┌─ Input records
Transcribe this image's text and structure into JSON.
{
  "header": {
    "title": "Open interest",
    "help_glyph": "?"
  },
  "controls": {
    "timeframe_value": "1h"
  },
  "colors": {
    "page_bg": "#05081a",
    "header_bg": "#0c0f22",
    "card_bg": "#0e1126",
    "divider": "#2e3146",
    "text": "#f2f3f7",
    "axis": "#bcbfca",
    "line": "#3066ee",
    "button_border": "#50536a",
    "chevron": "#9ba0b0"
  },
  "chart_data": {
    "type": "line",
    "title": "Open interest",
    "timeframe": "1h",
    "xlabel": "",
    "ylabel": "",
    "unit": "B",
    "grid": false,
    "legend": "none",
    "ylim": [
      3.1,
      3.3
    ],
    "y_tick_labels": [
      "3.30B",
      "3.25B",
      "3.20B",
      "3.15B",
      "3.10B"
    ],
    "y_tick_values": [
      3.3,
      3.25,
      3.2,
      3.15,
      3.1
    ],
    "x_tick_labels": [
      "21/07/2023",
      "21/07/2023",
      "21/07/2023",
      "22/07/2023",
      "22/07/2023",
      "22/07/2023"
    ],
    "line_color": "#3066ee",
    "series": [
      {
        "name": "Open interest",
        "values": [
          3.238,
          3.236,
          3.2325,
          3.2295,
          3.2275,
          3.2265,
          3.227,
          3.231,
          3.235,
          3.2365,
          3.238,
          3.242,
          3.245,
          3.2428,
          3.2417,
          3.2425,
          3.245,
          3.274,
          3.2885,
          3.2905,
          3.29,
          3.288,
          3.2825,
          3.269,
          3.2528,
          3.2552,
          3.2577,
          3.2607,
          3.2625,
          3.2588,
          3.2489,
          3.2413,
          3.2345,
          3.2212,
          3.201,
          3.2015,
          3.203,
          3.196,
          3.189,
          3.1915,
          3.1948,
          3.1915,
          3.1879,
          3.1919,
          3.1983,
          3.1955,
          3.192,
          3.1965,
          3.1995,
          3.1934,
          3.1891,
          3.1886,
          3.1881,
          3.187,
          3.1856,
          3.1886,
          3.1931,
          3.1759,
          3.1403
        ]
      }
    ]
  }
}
└─
● Your task: Looking at the material above, count the lines containing the string "text" and reply with the count alone.

● Correct response: 2